--- Listed entries ---
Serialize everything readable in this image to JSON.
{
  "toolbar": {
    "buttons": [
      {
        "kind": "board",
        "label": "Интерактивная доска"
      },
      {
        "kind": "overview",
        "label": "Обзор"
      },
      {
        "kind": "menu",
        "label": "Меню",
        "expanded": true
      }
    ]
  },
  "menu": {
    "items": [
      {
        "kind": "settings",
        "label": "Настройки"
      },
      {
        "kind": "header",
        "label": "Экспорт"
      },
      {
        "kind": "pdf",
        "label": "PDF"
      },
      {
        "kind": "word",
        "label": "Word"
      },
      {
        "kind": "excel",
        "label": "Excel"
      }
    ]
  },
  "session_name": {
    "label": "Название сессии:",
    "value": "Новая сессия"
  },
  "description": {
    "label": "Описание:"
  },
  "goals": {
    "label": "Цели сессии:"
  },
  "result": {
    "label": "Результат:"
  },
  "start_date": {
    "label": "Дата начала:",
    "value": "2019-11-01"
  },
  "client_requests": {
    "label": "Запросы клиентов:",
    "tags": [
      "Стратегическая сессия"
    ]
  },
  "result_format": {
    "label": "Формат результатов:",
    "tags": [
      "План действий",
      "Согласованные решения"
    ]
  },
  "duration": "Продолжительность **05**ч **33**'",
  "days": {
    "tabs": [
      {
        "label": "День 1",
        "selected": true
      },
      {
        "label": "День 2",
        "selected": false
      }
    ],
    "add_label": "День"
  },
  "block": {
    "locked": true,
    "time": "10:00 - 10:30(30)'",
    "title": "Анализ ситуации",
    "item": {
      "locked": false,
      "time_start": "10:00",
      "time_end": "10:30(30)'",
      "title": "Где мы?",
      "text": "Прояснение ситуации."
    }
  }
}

--- Given instruction ---
Pull out each line holding the string "сессии".

--- The output ---
    "label": "Название сессии:",
    "label": "Цели сессии:"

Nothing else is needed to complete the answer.